▼
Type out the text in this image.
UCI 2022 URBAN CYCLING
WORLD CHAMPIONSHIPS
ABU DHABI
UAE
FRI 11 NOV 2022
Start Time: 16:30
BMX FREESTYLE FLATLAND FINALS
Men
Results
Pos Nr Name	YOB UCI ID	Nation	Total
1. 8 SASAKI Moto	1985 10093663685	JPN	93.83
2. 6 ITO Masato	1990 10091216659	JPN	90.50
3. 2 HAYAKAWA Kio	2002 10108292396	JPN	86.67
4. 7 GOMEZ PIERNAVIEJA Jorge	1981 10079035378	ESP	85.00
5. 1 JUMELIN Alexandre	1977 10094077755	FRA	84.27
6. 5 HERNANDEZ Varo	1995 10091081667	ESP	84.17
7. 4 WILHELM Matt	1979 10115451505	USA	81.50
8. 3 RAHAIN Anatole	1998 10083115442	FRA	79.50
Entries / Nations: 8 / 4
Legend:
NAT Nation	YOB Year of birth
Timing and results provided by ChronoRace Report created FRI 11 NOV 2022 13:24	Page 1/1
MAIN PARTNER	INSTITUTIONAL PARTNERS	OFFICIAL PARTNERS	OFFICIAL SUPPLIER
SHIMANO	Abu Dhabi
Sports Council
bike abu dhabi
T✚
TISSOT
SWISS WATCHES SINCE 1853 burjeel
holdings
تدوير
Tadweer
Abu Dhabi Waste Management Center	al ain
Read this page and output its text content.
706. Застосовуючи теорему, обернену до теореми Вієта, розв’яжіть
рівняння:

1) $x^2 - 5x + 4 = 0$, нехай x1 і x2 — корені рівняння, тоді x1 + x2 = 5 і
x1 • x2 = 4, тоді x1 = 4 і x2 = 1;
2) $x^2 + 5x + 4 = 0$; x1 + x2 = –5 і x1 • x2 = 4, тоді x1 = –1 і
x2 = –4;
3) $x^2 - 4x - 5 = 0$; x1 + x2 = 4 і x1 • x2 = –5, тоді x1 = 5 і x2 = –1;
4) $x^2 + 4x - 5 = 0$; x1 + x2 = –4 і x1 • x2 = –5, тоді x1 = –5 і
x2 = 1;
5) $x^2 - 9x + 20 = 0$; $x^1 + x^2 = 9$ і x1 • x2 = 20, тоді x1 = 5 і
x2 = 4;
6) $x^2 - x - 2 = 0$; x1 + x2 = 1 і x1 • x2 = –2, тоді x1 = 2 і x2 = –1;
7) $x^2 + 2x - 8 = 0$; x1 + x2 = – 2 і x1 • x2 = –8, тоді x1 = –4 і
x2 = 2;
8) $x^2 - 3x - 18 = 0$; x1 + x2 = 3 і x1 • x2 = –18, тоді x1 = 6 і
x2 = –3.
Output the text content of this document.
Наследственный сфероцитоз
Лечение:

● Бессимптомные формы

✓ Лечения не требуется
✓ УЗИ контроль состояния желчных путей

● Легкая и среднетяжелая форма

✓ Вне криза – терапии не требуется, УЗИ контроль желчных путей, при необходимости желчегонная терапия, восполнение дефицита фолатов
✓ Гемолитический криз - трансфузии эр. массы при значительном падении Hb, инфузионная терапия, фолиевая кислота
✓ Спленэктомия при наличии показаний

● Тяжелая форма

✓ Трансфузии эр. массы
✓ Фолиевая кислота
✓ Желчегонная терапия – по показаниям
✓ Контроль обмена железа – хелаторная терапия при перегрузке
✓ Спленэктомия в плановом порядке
▲
Retype the entries one by one, exactly.

ANSWER TO THE PROBLEM:
Type out the text in this image.
UCI 2022 URBAN CYCLING
WORLD CHAMPIONSHIPS
ABU DHABI
UAE
FRI 11 NOV 2022
Start Time: 16:30
BMX FREESTYLE FLATLAND FINALS
Men
Results
Pos Nr Name	YOB UCI ID	Nation	Total
1. 8 SASAKI Moto	1985 10093663685	JPN	93.83
2. 6 ITO Masato	1990 10091216659	JPN	90.50
3. 2 HAYAKAWA Kio	2002 10108292396	JPN	86.67
4. 7 GOMEZ PIERNAVIEJA Jorge	1981 10079035378	ESP	85.00
5. 1 JUMELIN Alexandre	1977 10094077755	FRA	84.27
6. 5 HERNANDEZ Varo	1995 10091081667	ESP	84.17
7. 4 WILHELM Matt	1979 10115451505	USA	81.50
8. 3 RAHAIN Anatole	1998 10083115442	FRA	79.50
Entries / Nations: 8 / 4
Legend:
NAT Nation	YOB Year of birth
Timing and results provided by ChronoRace Report created FRI 11 NOV 2022 13:24	Page 1/1
MAIN PARTNER	INSTITUTIONAL PARTNERS	OFFICIAL PARTNERS	OFFICIAL SUPPLIER
SHIMANO	Abu Dhabi
Sports Council
bike abu dhabi
T✚
TISSOT
SWISS WATCHES SINCE 1853 burjeel
holdings
تدوير
Tadweer
Abu Dhabi Waste Management Center	al ain
Read this page and output its text content.
706. Застосовуючи теорему, обернену до теореми Вієта, розв’яжіть
рівняння:

1) $x^2 - 5x + 4 = 0$, нехай x1 і x2 — корені рівняння, тоді x1 + x2 = 5 і
x1 • x2 = 4, тоді x1 = 4 і x2 = 1;
2) $x^2 + 5x + 4 = 0$; x1 + x2 = –5 і x1 • x2 = 4, тоді x1 = –1 і
x2 = –4;
3) $x^2 - 4x - 5 = 0$; x1 + x2 = 4 і x1 • x2 = –5, тоді x1 = 5 і x2 = –1;
4) $x^2 + 4x - 5 = 0$; x1 + x2 = –4 і x1 • x2 = –5, тоді x1 = –5 і
x2 = 1;
5) $x^2 - 9x + 20 = 0$; $x^1 + x^2 = 9$ і x1 • x2 = 20, тоді x1 = 5 і
x2 = 4;
6) $x^2 - x - 2 = 0$; x1 + x2 = 1 і x1 • x2 = –2, тоді x1 = 2 і x2 = –1;
7) $x^2 + 2x - 8 = 0$; x1 + x2 = – 2 і x1 • x2 = –8, тоді x1 = –4 і
x2 = 2;
8) $x^2 - 3x - 18 = 0$; x1 + x2 = 3 і x1 • x2 = –18, тоді x1 = 6 і
x2 = –3.
Output the text content of this document.
Наследственный сфероцитоз
Лечение:

● Бессимптомные формы

✓ Лечения не требуется
✓ УЗИ контроль состояния желчных путей

● Легкая и среднетяжелая форма

✓ Вне криза – терапии не требуется, УЗИ контроль желчных путей, при необходимости желчегонная терапия, восполнение дефицита фолатов
✓ Гемолитический криз - трансфузии эр. массы при значительном падении Hb, инфузионная терапия, фолиевая кислота
✓ Спленэктомия при наличии показаний

● Тяжелая форма

✓ Трансфузии эр. массы
✓ Фолиевая кислота
✓ Желчегонная терапия – по показаниям
✓ Контроль обмена железа – хелаторная терапия при перегрузке
✓ Спленэктомия в плановом порядке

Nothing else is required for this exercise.